Exercise directions:
In the data below, find each line containing the string "xlabel" and return it.

Input for this task:

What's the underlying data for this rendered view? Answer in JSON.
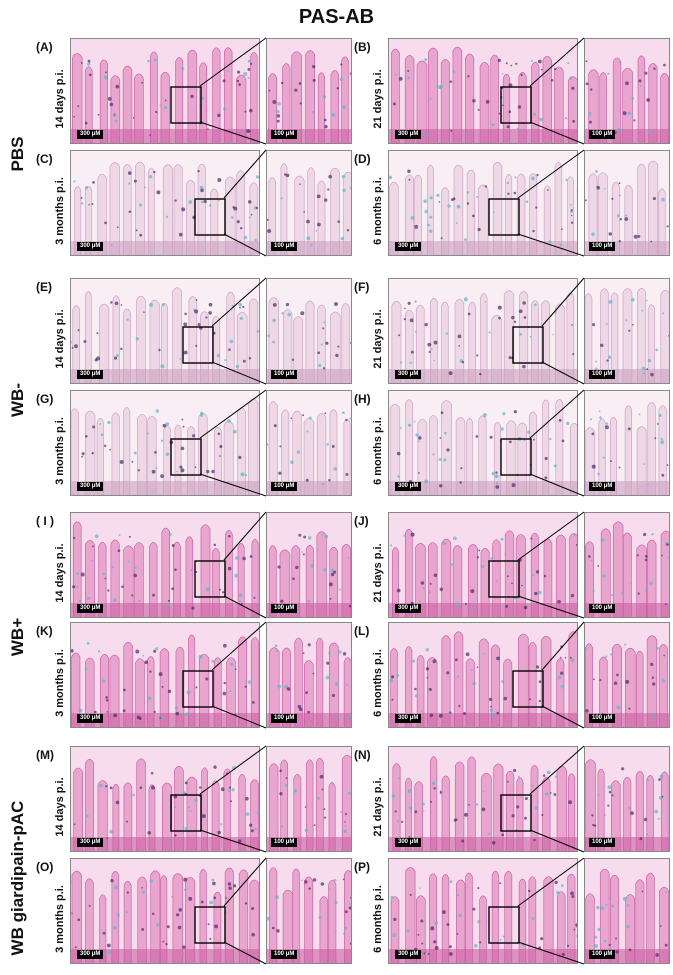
{
  "title": "PAS-AB",
  "groups": [
    "PBS",
    "WB-",
    "WB+",
    "WB giardipain-pAC"
  ],
  "panels": [
    {
      "id": "(A)",
      "time": "14 days p.i.",
      "scale_main": "300 μM",
      "scale_zoom": "100 μM",
      "tone": "pink"
    },
    {
      "id": "(B)",
      "time": "21 days p.i.",
      "scale_main": "300 μM",
      "scale_zoom": "100 μM",
      "tone": "pink"
    },
    {
      "id": "(C)",
      "time": "3 months p.i.",
      "scale_main": "300 μM",
      "scale_zoom": "100 μM",
      "tone": "pale"
    },
    {
      "id": "(D)",
      "time": "6 months p.i.",
      "scale_main": "300 μM",
      "scale_zoom": "100 μM",
      "tone": "pale"
    },
    {
      "id": "(E)",
      "time": "14 days p.i.",
      "scale_main": "300 μM",
      "scale_zoom": "100 μM",
      "tone": "pale"
    },
    {
      "id": "(F)",
      "time": "21 days p.i.",
      "scale_main": "300 μM",
      "scale_zoom": "100 μM",
      "tone": "pale"
    },
    {
      "id": "(G)",
      "time": "3 months p.i.",
      "scale_main": "300 μM",
      "scale_zoom": "100 μM",
      "tone": "pale"
    },
    {
      "id": "(H)",
      "time": "6 months p.i.",
      "scale_main": "300 μM",
      "scale_zoom": "100 μM",
      "tone": "pale"
    },
    {
      "id": "( I )",
      "time": "14 days p.i.",
      "scale_main": "300 μM",
      "scale_zoom": "100 μM",
      "tone": "pink"
    },
    {
      "id": "(J)",
      "time": "21 days p.i.",
      "scale_main": "300 μM",
      "scale_zoom": "100 μM",
      "tone": "pink"
    },
    {
      "id": "(K)",
      "time": "3 months p.i.",
      "scale_main": "300 μM",
      "scale_zoom": "100 μM",
      "tone": "pink"
    },
    {
      "id": "(L)",
      "time": "6 months p.i.",
      "scale_main": "300 μM",
      "scale_zoom": "100 μM",
      "tone": "pink"
    },
    {
      "id": "(M)",
      "time": "14 days p.i.",
      "scale_main": "300 μM",
      "scale_zoom": "100 μM",
      "tone": "pink"
    },
    {
      "id": "(N)",
      "time": "21 days p.i.",
      "scale_main": "300 μM",
      "scale_zoom": "100 μM",
      "tone": "pink"
    },
    {
      "id": "(O)",
      "time": "3 months p.i.",
      "scale_main": "300 μM",
      "scale_zoom": "100 μM",
      "tone": "pink"
    },
    {
      "id": "(P)",
      "time": "6 months p.i.",
      "scale_main": "300 μM",
      "scale_zoom": "100 μM",
      "tone": "pink"
    }
  ],
  "tones": {
    "pink": {
      "base": "#e8a6cf",
      "deep": "#c8579f",
      "light": "#f6dcec"
    },
    "pale": {
      "base": "#eed8e6",
      "deep": "#c99bbd",
      "light": "#f8eef4"
    }
  },
  "blue_stain": "#5bb6c9"
}
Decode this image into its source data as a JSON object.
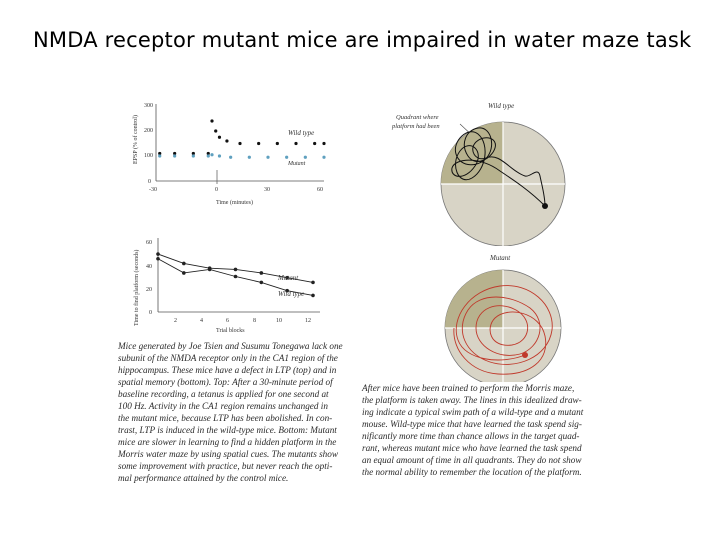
{
  "slide": {
    "title": "NMDA receptor mutant mice are impaired in water maze task"
  },
  "ltp_plot": {
    "ylabel": "EPSP (% of control)",
    "xlabel": "Time (minutes)",
    "y_ticks": [
      "300",
      "200",
      "100",
      "0"
    ],
    "x_ticks": [
      "-30",
      "0",
      "30",
      "60"
    ],
    "label_wild": "Wild type",
    "label_mutant": "Mutant"
  },
  "learning_plot": {
    "ylabel": "Time to find platform (seconds)",
    "xlabel": "Trial blocks",
    "y_ticks": [
      "60",
      "40",
      "20",
      "0"
    ],
    "x_ticks": [
      "2",
      "4",
      "6",
      "8",
      "10",
      "12"
    ],
    "label_mutant": "Mutant",
    "label_wild": "Wild type"
  },
  "chart_data": [
    {
      "type": "scatter",
      "xlabel": "Time (minutes)",
      "ylabel": "EPSP (% of control)",
      "xlim": [
        -30,
        60
      ],
      "ylim": [
        0,
        300
      ],
      "series": [
        {
          "name": "Wild type",
          "x": [
            -28,
            -20,
            -10,
            -2,
            0,
            2,
            4,
            8,
            15,
            25,
            35,
            45,
            55,
            60
          ],
          "y": [
            110,
            110,
            110,
            110,
            240,
            200,
            175,
            160,
            150,
            150,
            150,
            150,
            150,
            150
          ]
        },
        {
          "name": "Mutant",
          "x": [
            -28,
            -20,
            -10,
            -2,
            0,
            4,
            10,
            20,
            30,
            40,
            50,
            60
          ],
          "y": [
            100,
            100,
            100,
            100,
            105,
            100,
            95,
            95,
            95,
            95,
            95,
            95
          ]
        }
      ]
    },
    {
      "type": "line",
      "xlabel": "Trial blocks",
      "ylabel": "Time to find platform (seconds)",
      "xlim": [
        0,
        12
      ],
      "ylim": [
        0,
        60
      ],
      "series": [
        {
          "name": "Mutant",
          "x": [
            0,
            2,
            4,
            6,
            8,
            10,
            12
          ],
          "y": [
            49,
            41,
            37,
            36,
            33,
            29,
            25
          ]
        },
        {
          "name": "Wild type",
          "x": [
            0,
            2,
            4,
            6,
            8,
            10,
            12
          ],
          "y": [
            45,
            33,
            36,
            30,
            25,
            18,
            14
          ]
        }
      ]
    }
  ],
  "maze": {
    "wild_label": "Wild type",
    "quadrant_note_1": "Quadrant where",
    "quadrant_note_2": "platform had been",
    "mutant_label": "Mutant"
  },
  "caption_left": [
    "Mice generated by Joe Tsien and Susumu Tonegawa lack one",
    "subunit of the NMDA receptor only in the CA1 region of the",
    "hippocampus. These mice have a defect in LTP (top) and in",
    "spatial memory (bottom). Top: After a 30-minute period of",
    "baseline recording, a tetanus is applied for one second at",
    "100 Hz. Activity in the CA1 region remains unchanged in",
    "the mutant mice, because LTP has been abolished. In con-",
    "trast, LTP is induced in the wild-type mice. Bottom: Mutant",
    "mice are slower in learning to find a hidden platform in the",
    "Morris water maze by using spatial cues. The mutants show",
    "some improvement with practice, but never reach the opti-",
    "mal performance attained by the control mice."
  ],
  "caption_right": [
    "After mice have been trained to perform the Morris maze,",
    "the platform is taken away. The lines in this idealized draw-",
    "ing indicate a typical swim path of a wild-type and a mutant",
    "mouse. Wild-type mice that have learned the task spend sig-",
    "nificantly more time than chance allows in the target quad-",
    "rant, whereas mutant mice who have learned the task spend",
    "an equal amount of time in all quadrants. They do not show",
    "the normal ability to remember the location of the platform."
  ]
}
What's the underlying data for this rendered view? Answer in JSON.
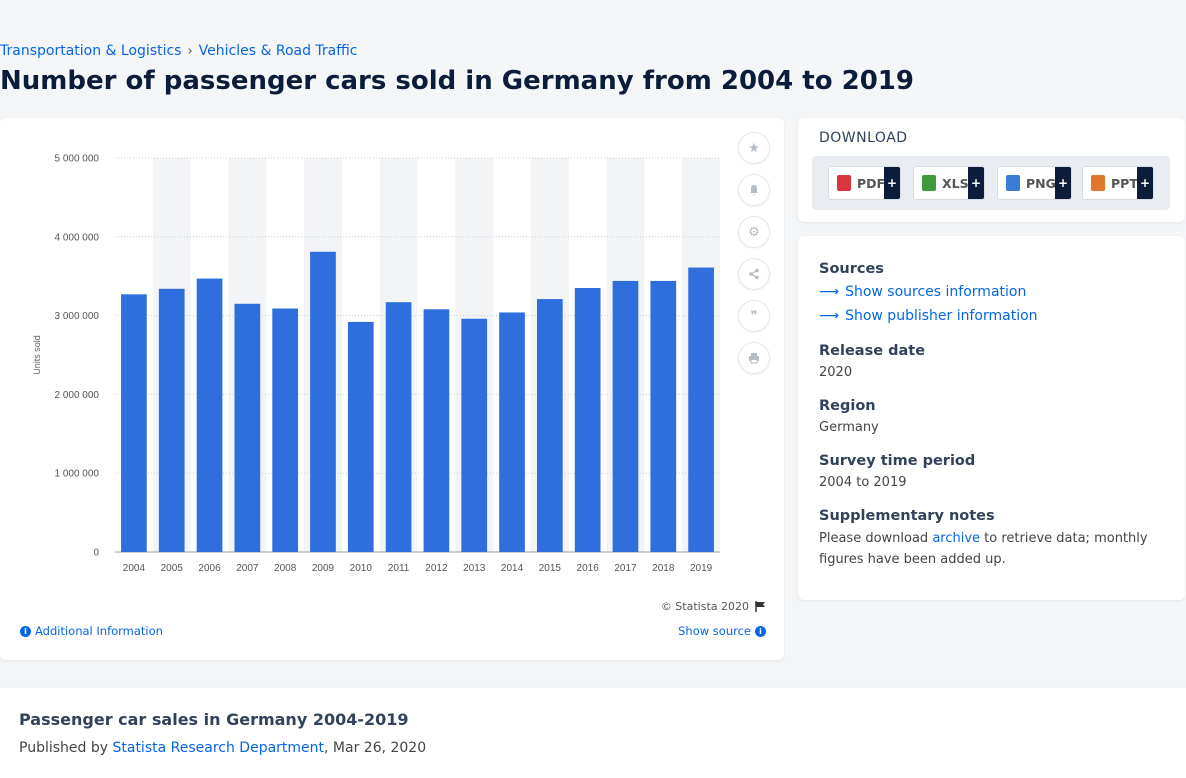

Exercise solution:
    "xlabel": "Time (minutes)",
    "xlabel": "Trial blocks",
      "xlabel": "Time (minutes)",
      "xlabel": "Trial blocks",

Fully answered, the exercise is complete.